[Start of RECORDS PROVIDED]

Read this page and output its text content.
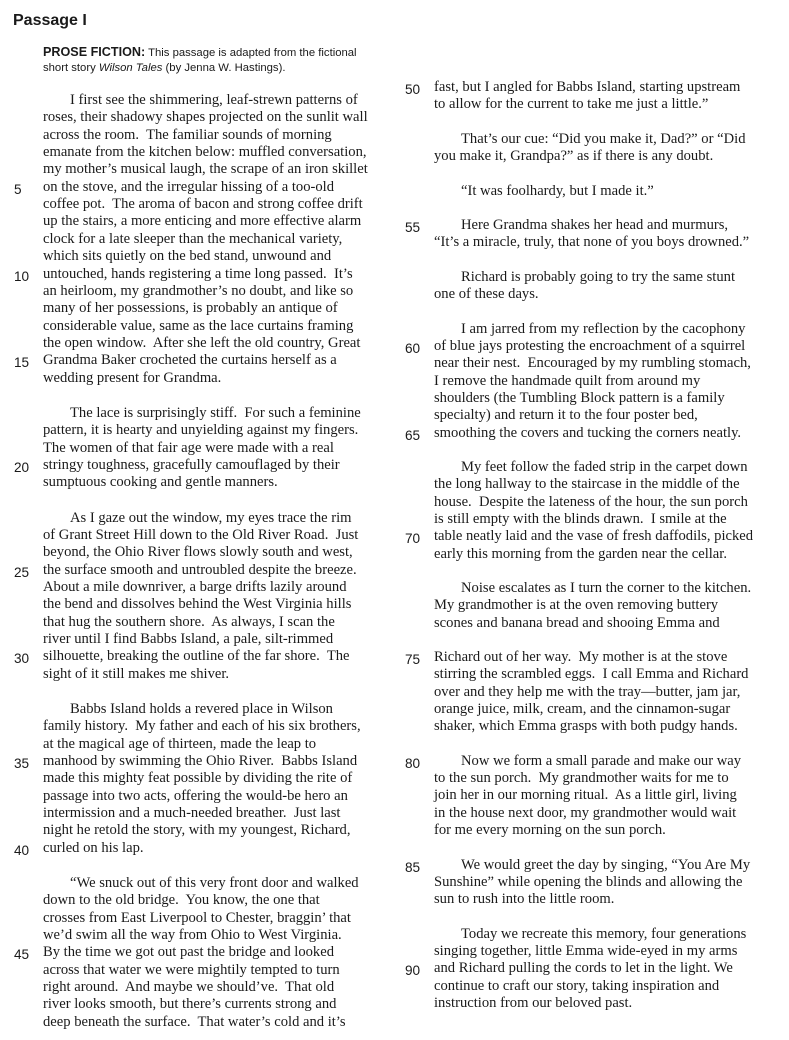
Passage I
PROSE FICTION: This passage is adapted from the fictional short story Wilson Tales (by Jenna W. Hastings).
I first see the shimmering, leaf-strewn patterns of
roses, their shadowy shapes projected on the sunlit wall
across the room.  The familiar sounds of morning
emanate from the kitchen below: muffled conversation,
my mother’s musical laugh, the scrape of an iron skillet
on the stove, and the irregular hissing of a too-old
5
coffee pot.  The aroma of bacon and strong coffee drift
up the stairs, a more enticing and more effective alarm
clock for a late sleeper than the mechanical variety,
which sits quietly on the bed stand, unwound and
untouched, hands registering a time long passed.  It’s
10
an heirloom, my grandmother’s no doubt, and like so
many of her possessions, is probably an antique of
considerable value, same as the lace curtains framing
the open window.  After she left the old country, Great
Grandma Baker crocheted the curtains herself as a
15
wedding present for Grandma.
The lace is surprisingly stiff.  For such a feminine
pattern, it is hearty and unyielding against my fingers.
The women of that fair age were made with a real
stringy toughness, gracefully camouflaged by their
20
sumptuous cooking and gentle manners.
As I gaze out the window, my eyes trace the rim
of Grant Street Hill down to the Old River Road.  Just
beyond, the Ohio River flows slowly south and west,
the surface smooth and untroubled despite the breeze.
25
About a mile downriver, a barge drifts lazily around
the bend and dissolves behind the West Virginia hills
that hug the southern shore.  As always, I scan the
river until I find Babbs Island, a pale, silt-rimmed
silhouette, breaking the outline of the far shore.  The
30
sight of it still makes me shiver.
Babbs Island holds a revered place in Wilson
family history.  My father and each of his six brothers,
at the magical age of thirteen, made the leap to
manhood by swimming the Ohio River.  Babbs Island
35
made this mighty feat possible by dividing the rite of
passage into two acts, offering the would-be hero an
intermission and a much-needed breather.  Just last
night he retold the story, with my youngest, Richard,
curled on his lap.
40
“We snuck out of this very front door and walked
down to the old bridge.  You know, the one that
crosses from East Liverpool to Chester, braggin’ that
we’d swim all the way from Ohio to West Virginia.
By the time we got out past the bridge and looked
45
across that water we were mightily tempted to turn
right around.  And maybe we should’ve.  That old
river looks smooth, but there’s currents strong and
deep beneath the surface.  That water’s cold and it’s
fast, but I angled for Babbs Island, starting upstream
50
to allow for the current to take me just a little.”
That’s our cue: “Did you make it, Dad?” or “Did
you make it, Grandpa?” as if there is any doubt.
“It was foolhardy, but I made it.”
Here Grandma shakes her head and murmurs,
55
“It’s a miracle, truly, that none of you boys drowned.”
Richard is probably going to try the same stunt
one of these days.
I am jarred from my reflection by the cacophony
of blue jays protesting the encroachment of a squirrel
60
near their nest.  Encouraged by my rumbling stomach,
I remove the handmade quilt from around my
shoulders (the Tumbling Block pattern is a family
specialty) and return it to the four poster bed,
smoothing the covers and tucking the corners neatly.
65
My feet follow the faded strip in the carpet down
the long hallway to the staircase in the middle of the
house.  Despite the lateness of the hour, the sun porch
is still empty with the blinds drawn.  I smile at the
table neatly laid and the vase of fresh daffodils, picked
70
early this morning from the garden near the cellar.
Noise escalates as I turn the corner to the kitchen.
My grandmother is at the oven removing buttery
scones and banana bread and shooing Emma and
Richard out of her way.  My mother is at the stove
75
stirring the scrambled eggs.  I call Emma and Richard
over and they help me with the tray—butter, jam jar,
orange juice, milk, cream, and the cinnamon-sugar
shaker, which Emma grasps with both pudgy hands.
Now we form a small parade and make our way
80
to the sun porch.  My grandmother waits for me to
join her in our morning ritual.  As a little girl, living
in the house next door, my grandmother would wait
for me every morning on the sun porch.
We would greet the day by singing, “You Are My
85
Sunshine” while opening the blinds and allowing the
sun to rush into the little room.
Today we recreate this memory, four generations
singing together, little Emma wide-eyed in my arms
and Richard pulling the cords to let in the light. We
90
continue to craft our story, taking inspiration and
instruction from our beloved past.
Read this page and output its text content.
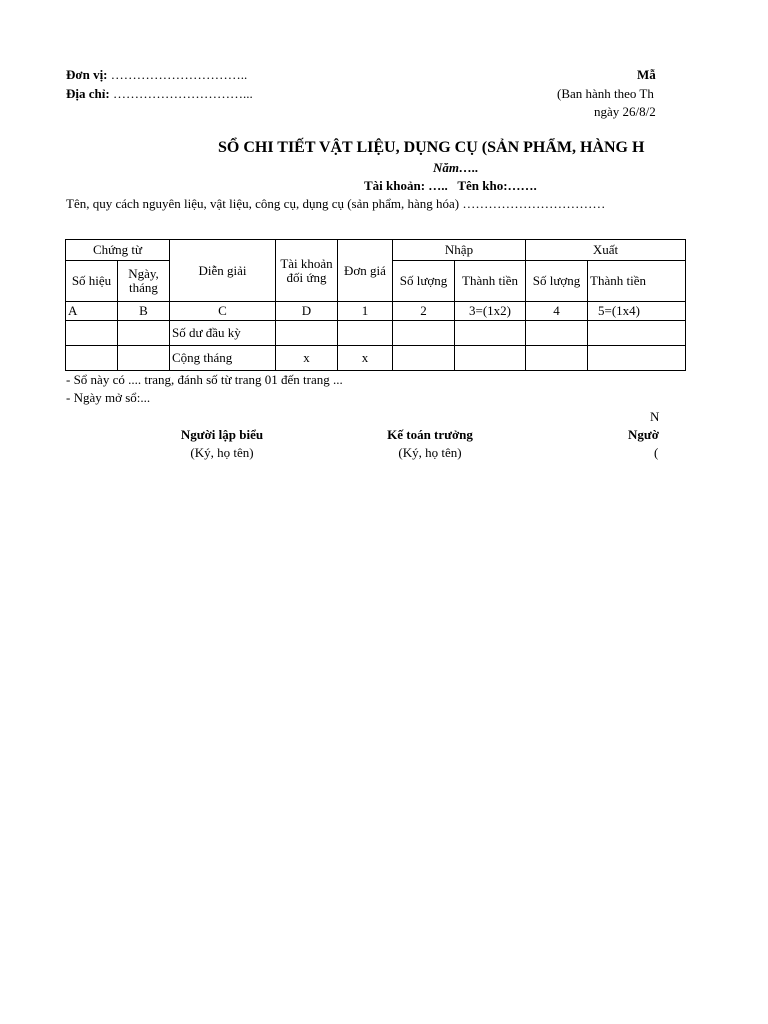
Đơn vị: …………………………..
Địa chỉ: …………………………...
Mẫ
(Ban hành theo Th
ngày 26/8/2
SỔ CHI TIẾT VẬT LIỆU, DỤNG CỤ (SẢN PHẨM, HÀNG H
Năm…..
Tài khoản: …..   Tên kho:…….
Tên, quy cách nguyên liệu, vật liệu, công cụ, dụng cụ (sản phẩm, hàng hóa) ……………………………
Chứng từ		Diễn giải	Tài khoản đối ứng	Đơn giá	Nhập		Xuất	
Số hiệu	Ngày, tháng				Số lượng	Thành tiền	Số lượng	Thành tiền
A	B	C	D	1	2	3=(1x2)	4	5=(1x4)
		Số dư đầu kỳ						
		Cộng tháng	x	x				
- Sổ này có .... trang, đánh số từ trang 01 đến trang ...
- Ngày mở sổ:...
N
Người lập biểu
(Ký, họ tên)
Kế toán trưởng
(Ký, họ tên)
Ngườ
(
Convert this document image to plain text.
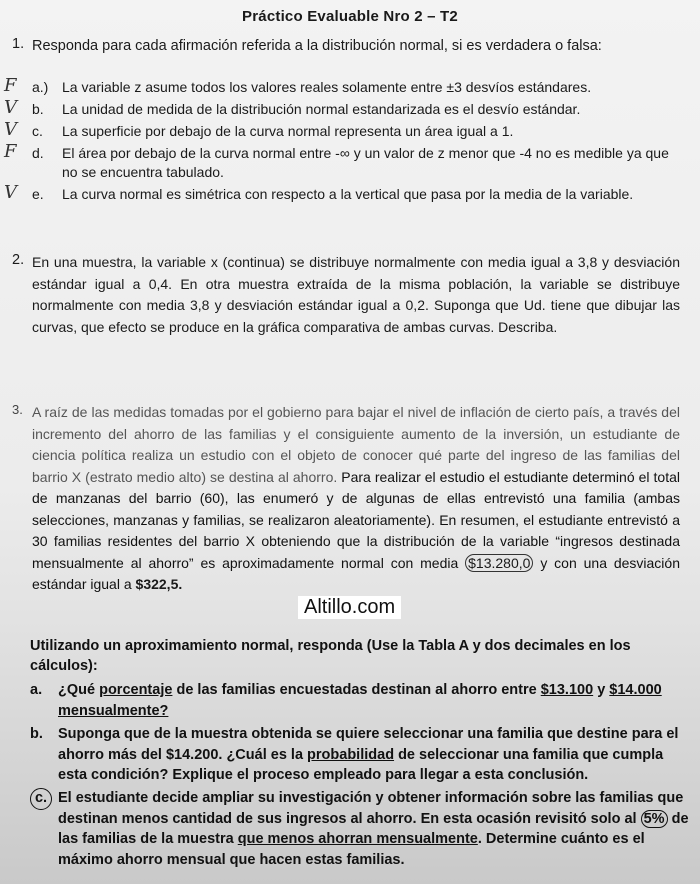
Práctico Evaluable Nro 2 – T2
1. Responda para cada afirmación referida a la distribución normal, si es verdadera o falsa:
F a.) La variable z asume todos los valores reales solamente entre ±3 desvíos estándares.
V b.	La unidad de medida de la distribución normal estandarizada es el desvío estándar.
V c.	La superficie por debajo de la curva normal representa un área igual a 1.
F d.	El área por debajo de la curva normal entre -∞ y un valor de z menor que -4 no es medible ya que no se encuentra tabulado.
V e.	La curva normal es simétrica con respecto a la vertical que pasa por la media de la variable.
2. En una muestra, la variable x (continua) se distribuye normalmente con media igual a 3,8 y desviación estándar igual a 0,4. En otra muestra extraída de la misma población, la variable se distribuye normalmente con media 3,8 y desviación estándar igual a 0,2. Suponga que Ud. tiene que dibujar las curvas, que efecto se produce en la gráfica comparativa de ambas curvas. Describa.
3. A raíz de las medidas tomadas por el gobierno para bajar el nivel de inflación de cierto país, a través del incremento del ahorro de las familias y el consiguiente aumento de la inversión, un estudiante de ciencia política realiza un estudio con el objeto de conocer qué parte del ingreso de las familias del barrio X (estrato medio alto) se destina al ahorro. Para realizar el estudio el estudiante determinó el total de manzanas del barrio (60), las enumeró y de algunas de ellas entrevistó una familia (ambas selecciones, manzanas y familias, se realizaron aleatoriamente). En resumen, el estudiante entrevistó a 30 familias residentes del barrio X obteniendo que la distribución de la variable “ingresos destinada mensualmente al ahorro” es aproximadamente normal con media $13.280,0 y con una desviación estándar igual a $322,5.
Altillo.com
Utilizando un aproximamiento normal, responda (Use la Tabla A y dos decimales en los cálculos):
a.	¿Qué porcentaje de las familias encuestadas destinan al ahorro entre $13.100 y $14.000 mensualmente?
b.	Suponga que de la muestra obtenida se quiere seleccionar una familia que destine para el ahorro más del $14.200. ¿Cuál es la probabilidad de seleccionar una familia que cumpla esta condición? Explique el proceso empleado para llegar a esta conclusión.
c. El estudiante decide ampliar su investigación y obtener información sobre las familias que destinan menos cantidad de sus ingresos al ahorro. En esta ocasión revisitó solo al 5% de las familias de la muestra que menos ahorran mensualmente. Determine cuánto es el máximo ahorro mensual que hacen estas familias.
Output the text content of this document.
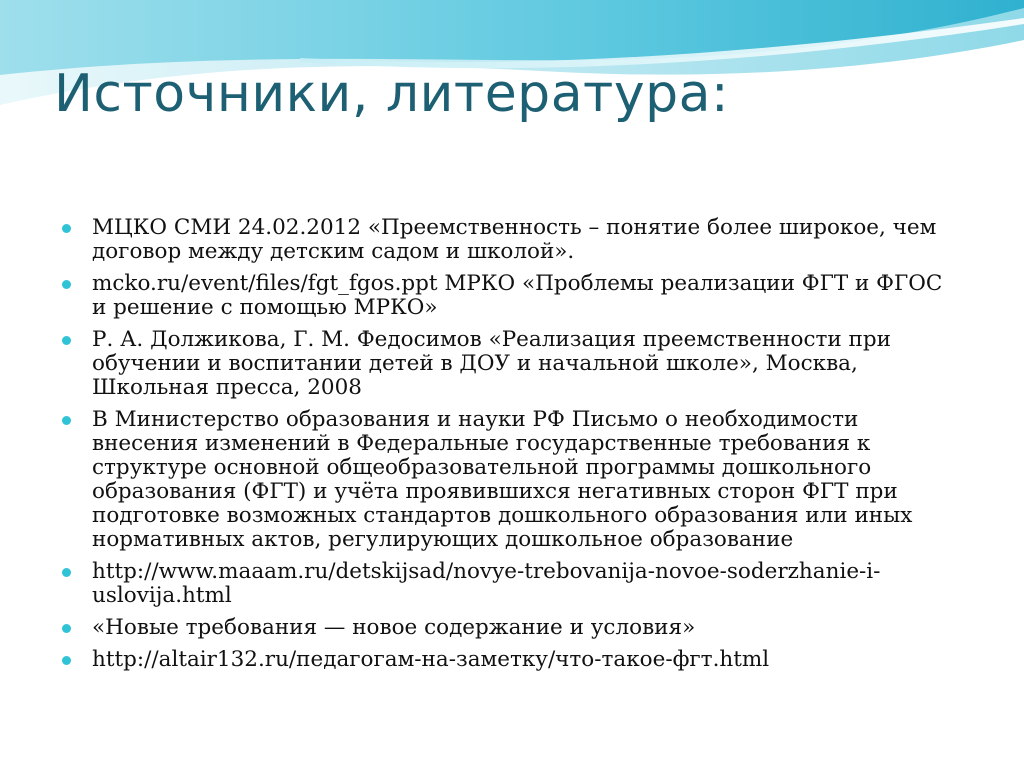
Источники, литература:
МЦКО СМИ 24.02.2012 «Преемственность – понятие более широкое, чем договор между детским садом и школой».
mcko.ru/event/files/fgt_fgos.ppt МРКО «Проблемы реализации ФГТ и ФГОС и решение с помощью МРКО»
Р. А. Должикова, Г. М. Федосимов «Реализация преемственности при обучении и воспитании детей в ДОУ и начальной школе», Москва, Школьная пресса, 2008
В Министерство образования и науки РФ Письмо о необходимости внесения изменений в Федеральные государственные требования к структуре основной общеобразовательной программы дошкольного образования (ФГТ) и учёта проявившихся негативных сторон ФГТ при подготовке возможных стандартов дошкольного образования или иных нормативных актов, регулирующих дошкольное образование
http://www.maaam.ru/detskijsad/novye-trebovanija-novoe-soderzhanie-i-uslovija.html
«Новые требования — новое содержание и условия»
http://altair132.ru/педагогам-на-заметку/что-такое-фгт.html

[End of RECORDS PROVIDED]

Find each line holding the word "window" and copy it.

EXERCISE RESPONSE ▸
the open window.  After she left the old country, Great
As I gaze out the window, my eyes trace the rim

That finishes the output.